= Your goal =
Print the entries in full, word for word, but not the pictures.

= Stored data entries =
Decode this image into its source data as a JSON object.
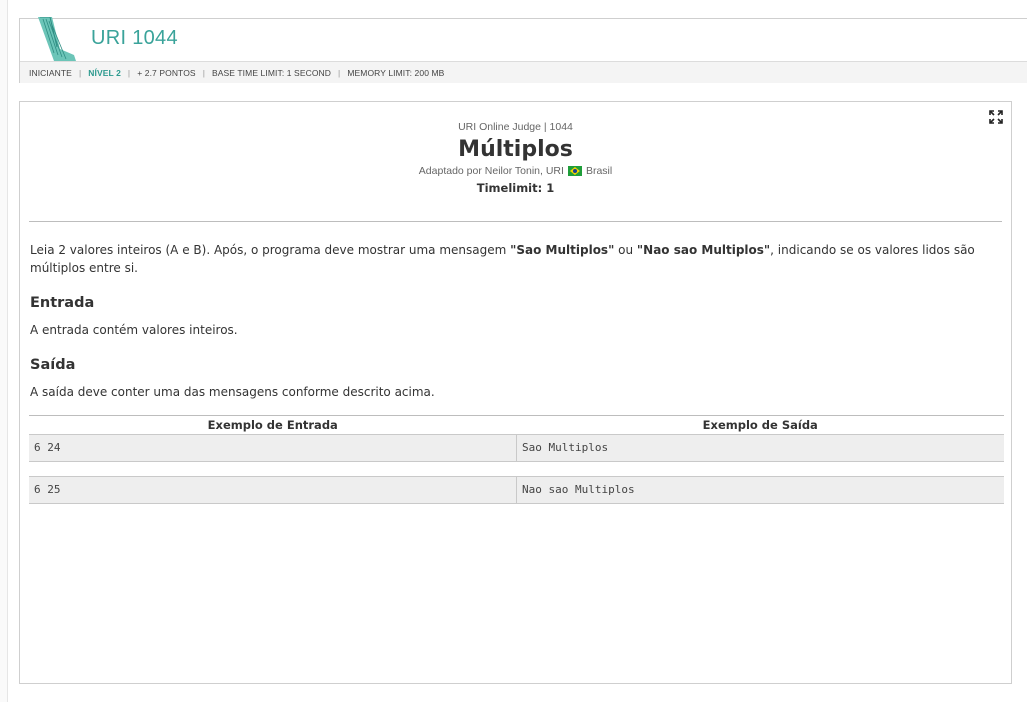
{
  "header": {
    "problem_code": "URI 1044",
    "meta": {
      "category": "INICIANTE",
      "level": "NÍVEL 2",
      "points": "+ 2.7 PONTOS",
      "time_limit": "BASE TIME LIMIT: 1 SECOND",
      "memory_limit": "MEMORY LIMIT: 200 MB"
    }
  },
  "problem": {
    "judge_line": "URI Online Judge | 1044",
    "title": "Múltiplos",
    "author_prefix": "Adaptado por Neilor Tonin, URI",
    "author_country": "Brasil",
    "timelimit": "Timelimit: 1",
    "description_pre": "Leia 2 valores inteiros (A e B). Após, o programa deve mostrar uma mensagem ",
    "description_bold1": "\"Sao Multiplos\"",
    "description_mid": " ou ",
    "description_bold2": "\"Nao sao Multiplos\"",
    "description_post": ", indicando se os valores lidos são múltiplos entre si.",
    "input_heading": "Entrada",
    "input_text": "A entrada contém valores inteiros.",
    "output_heading": "Saída",
    "output_text": "A saída deve conter uma das mensagens conforme descrito acima."
  },
  "examples": {
    "input_header": "Exemplo de Entrada",
    "output_header": "Exemplo de Saída",
    "rows": [
      {
        "input": "6 24",
        "output": "Sao Multiplos"
      },
      {
        "input": "6 25",
        "output": "Nao sao Multiplos"
      }
    ]
  },
  "icons": {
    "logo": "uri-logo-icon",
    "expand": "expand-icon",
    "flag": "brazil-flag-icon"
  },
  "colors": {
    "accent": "#3aa39a",
    "level": "#2d9a8f"
  }
}
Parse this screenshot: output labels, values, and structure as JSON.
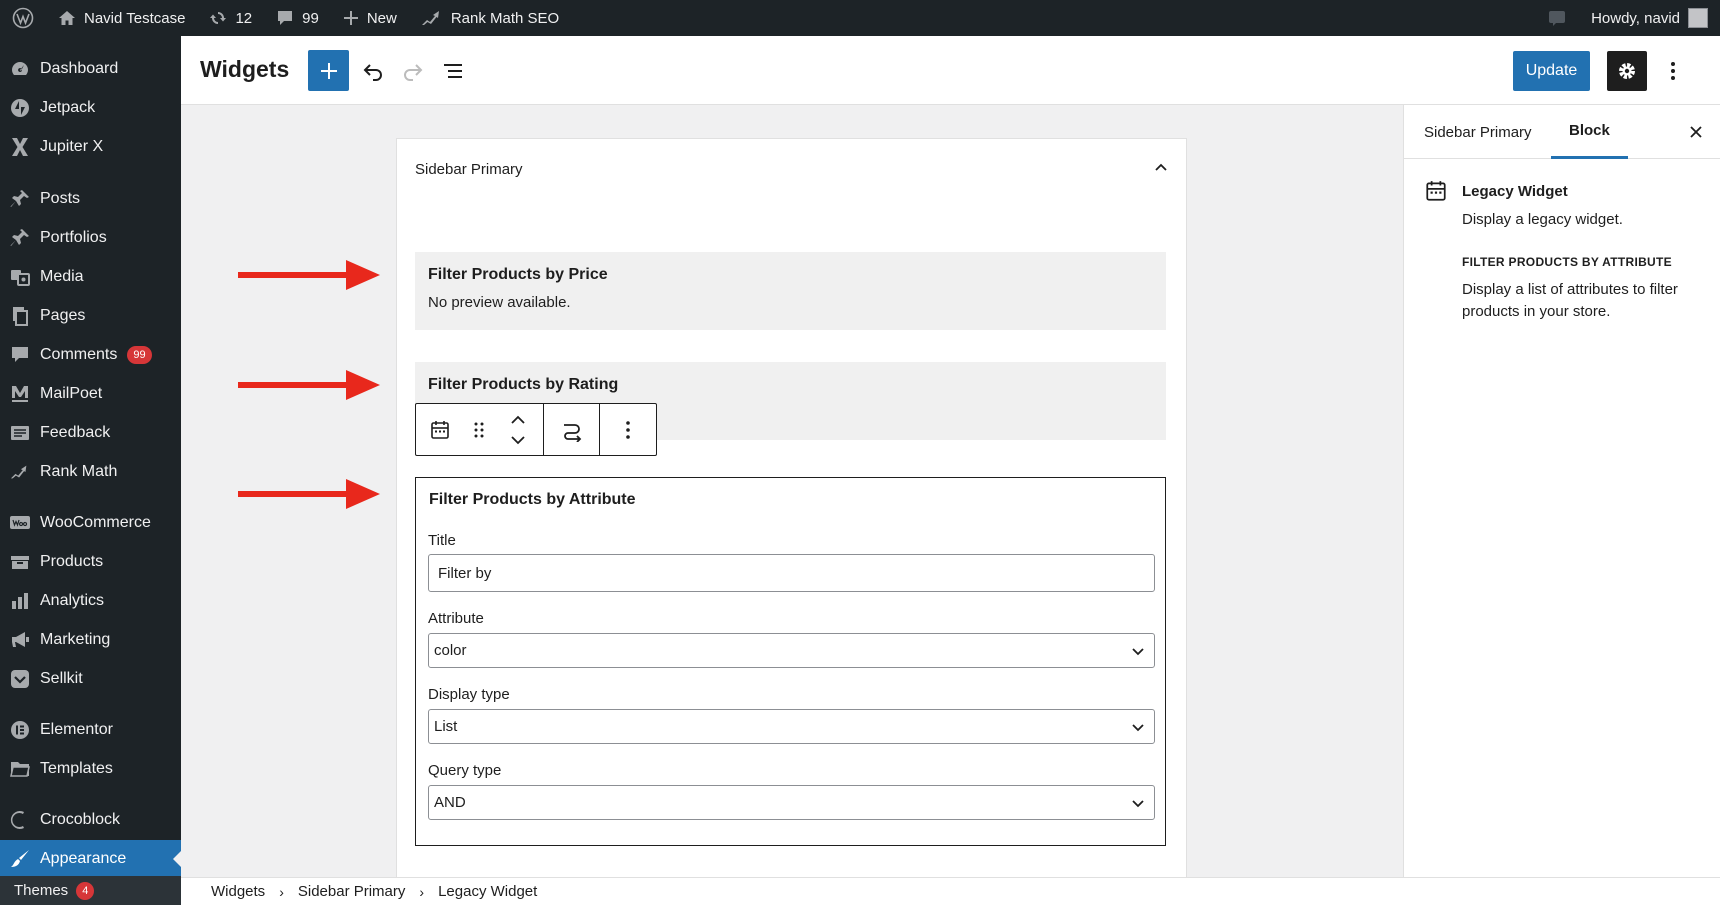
{
  "admin_bar": {
    "site_name": "Navid Testcase",
    "updates_count": "12",
    "comments_count": "99",
    "new_label": "New",
    "seo_label": "Rank Math SEO",
    "greeting": "Howdy, navid"
  },
  "menu": {
    "items": [
      {
        "label": "Dashboard",
        "icon": "dashboard-icon"
      },
      {
        "label": "Jetpack",
        "icon": "jetpack-icon"
      },
      {
        "label": "Jupiter X",
        "icon": "jupiter-x-icon"
      },
      {
        "label": "Posts",
        "icon": "pin-icon"
      },
      {
        "label": "Portfolios",
        "icon": "pin-icon"
      },
      {
        "label": "Media",
        "icon": "media-icon"
      },
      {
        "label": "Pages",
        "icon": "pages-icon"
      },
      {
        "label": "Comments",
        "icon": "comments-icon",
        "badge": "99"
      },
      {
        "label": "MailPoet",
        "icon": "mailpoet-icon"
      },
      {
        "label": "Feedback",
        "icon": "feedback-icon"
      },
      {
        "label": "Rank Math",
        "icon": "rank-math-icon"
      },
      {
        "label": "WooCommerce",
        "icon": "woocommerce-icon"
      },
      {
        "label": "Products",
        "icon": "products-icon"
      },
      {
        "label": "Analytics",
        "icon": "analytics-icon"
      },
      {
        "label": "Marketing",
        "icon": "megaphone-icon"
      },
      {
        "label": "Sellkit",
        "icon": "sellkit-icon"
      },
      {
        "label": "Elementor",
        "icon": "elementor-icon"
      },
      {
        "label": "Templates",
        "icon": "folder-icon"
      },
      {
        "label": "Crocoblock",
        "icon": "crocoblock-icon"
      },
      {
        "label": "Appearance",
        "icon": "brush-icon",
        "current": true
      }
    ],
    "submenu": {
      "label": "Themes",
      "badge": "4"
    }
  },
  "header": {
    "title": "Widgets",
    "update_label": "Update"
  },
  "widget_area": {
    "title": "Sidebar Primary",
    "blocks": [
      {
        "title": "Filter Products by Price",
        "description": "No preview available."
      },
      {
        "title": "Filter Products by Rating"
      }
    ],
    "form_block": {
      "title": "Filter Products by Attribute",
      "title_label": "Title",
      "title_value": "Filter by",
      "attribute_label": "Attribute",
      "attribute_value": "color",
      "display_type_label": "Display type",
      "display_type_value": "List",
      "query_type_label": "Query type",
      "query_type_value": "AND"
    }
  },
  "sidebar": {
    "tabs": [
      "Sidebar Primary",
      "Block"
    ],
    "active_tab": "Block",
    "card_title": "Legacy Widget",
    "card_desc": "Display a legacy widget.",
    "section_title": "FILTER PRODUCTS BY ATTRIBUTE",
    "section_desc": "Display a list of attributes to filter products in your store."
  },
  "breadcrumb": [
    "Widgets",
    "Sidebar Primary",
    "Legacy Widget"
  ],
  "colors": {
    "admin_dark": "#1d2327",
    "accent": "#2271b1",
    "annotation_arrow": "#e8281c",
    "badge_red": "#d63638"
  }
}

= Written answer =
Decode this image into its source data as a JSON object.
{
  "header": {
    "problem_code": "URI 1044",
    "meta": {
      "category": "INICIANTE",
      "level": "NÍVEL 2",
      "points": "+ 2.7 PONTOS",
      "time_limit": "BASE TIME LIMIT: 1 SECOND",
      "memory_limit": "MEMORY LIMIT: 200 MB"
    }
  },
  "problem": {
    "judge_line": "URI Online Judge | 1044",
    "title": "Múltiplos",
    "author_prefix": "Adaptado por Neilor Tonin, URI",
    "author_country": "Brasil",
    "timelimit": "Timelimit: 1",
    "description_pre": "Leia 2 valores inteiros (A e B). Após, o programa deve mostrar uma mensagem ",
    "description_bold1": "\"Sao Multiplos\"",
    "description_mid": " ou ",
    "description_bold2": "\"Nao sao Multiplos\"",
    "description_post": ", indicando se os valores lidos são múltiplos entre si.",
    "input_heading": "Entrada",
    "input_text": "A entrada contém valores inteiros.",
    "output_heading": "Saída",
    "output_text": "A saída deve conter uma das mensagens conforme descrito acima."
  },
  "examples": {
    "input_header": "Exemplo de Entrada",
    "output_header": "Exemplo de Saída",
    "rows": [
      {
        "input": "6 24",
        "output": "Sao Multiplos"
      },
      {
        "input": "6 25",
        "output": "Nao sao Multiplos"
      }
    ]
  },
  "icons": {
    "logo": "uri-logo-icon",
    "expand": "expand-icon",
    "flag": "brazil-flag-icon"
  },
  "colors": {
    "accent": "#3aa39a",
    "level": "#2d9a8f"
  }
}
Parse this screenshot: output labels, values, and structure as JSON.
{
  "admin_bar": {
    "site_name": "Navid Testcase",
    "updates_count": "12",
    "comments_count": "99",
    "new_label": "New",
    "seo_label": "Rank Math SEO",
    "greeting": "Howdy, navid"
  },
  "menu": {
    "items": [
      {
        "label": "Dashboard",
        "icon": "dashboard-icon"
      },
      {
        "label": "Jetpack",
        "icon": "jetpack-icon"
      },
      {
        "label": "Jupiter X",
        "icon": "jupiter-x-icon"
      },
      {
        "label": "Posts",
        "icon": "pin-icon"
      },
      {
        "label": "Portfolios",
        "icon": "pin-icon"
      },
      {
        "label": "Media",
        "icon": "media-icon"
      },
      {
        "label": "Pages",
        "icon": "pages-icon"
      },
      {
        "label": "Comments",
        "icon": "comments-icon",
        "badge": "99"
      },
      {
        "label": "MailPoet",
        "icon": "mailpoet-icon"
      },
      {
        "label": "Feedback",
        "icon": "feedback-icon"
      },
      {
        "label": "Rank Math",
        "icon": "rank-math-icon"
      },
      {
        "label": "WooCommerce",
        "icon": "woocommerce-icon"
      },
      {
        "label": "Products",
        "icon": "products-icon"
      },
      {
        "label": "Analytics",
        "icon": "analytics-icon"
      },
      {
        "label": "Marketing",
        "icon": "megaphone-icon"
      },
      {
        "label": "Sellkit",
        "icon": "sellkit-icon"
      },
      {
        "label": "Elementor",
        "icon": "elementor-icon"
      },
      {
        "label": "Templates",
        "icon": "folder-icon"
      },
      {
        "label": "Crocoblock",
        "icon": "crocoblock-icon"
      },
      {
        "label": "Appearance",
        "icon": "brush-icon",
        "current": true
      }
    ],
    "submenu": {
      "label": "Themes",
      "badge": "4"
    }
  },
  "header": {
    "title": "Widgets",
    "update_label": "Update"
  },
  "widget_area": {
    "title": "Sidebar Primary",
    "blocks": [
      {
        "title": "Filter Products by Price",
        "description": "No preview available."
      },
      {
        "title": "Filter Products by Rating"
      }
    ],
    "form_block": {
      "title": "Filter Products by Attribute",
      "title_label": "Title",
      "title_value": "Filter by",
      "attribute_label": "Attribute",
      "attribute_value": "color",
      "display_type_label": "Display type",
      "display_type_value": "List",
      "query_type_label": "Query type",
      "query_type_value": "AND"
    }
  },
  "sidebar": {
    "tabs": [
      "Sidebar Primary",
      "Block"
    ],
    "active_tab": "Block",
    "card_title": "Legacy Widget",
    "card_desc": "Display a legacy widget.",
    "section_title": "FILTER PRODUCTS BY ATTRIBUTE",
    "section_desc": "Display a list of attributes to filter products in your store."
  },
  "breadcrumb": [
    "Widgets",
    "Sidebar Primary",
    "Legacy Widget"
  ],
  "colors": {
    "admin_dark": "#1d2327",
    "accent": "#2271b1",
    "annotation_arrow": "#e8281c",
    "badge_red": "#d63638"
  }
}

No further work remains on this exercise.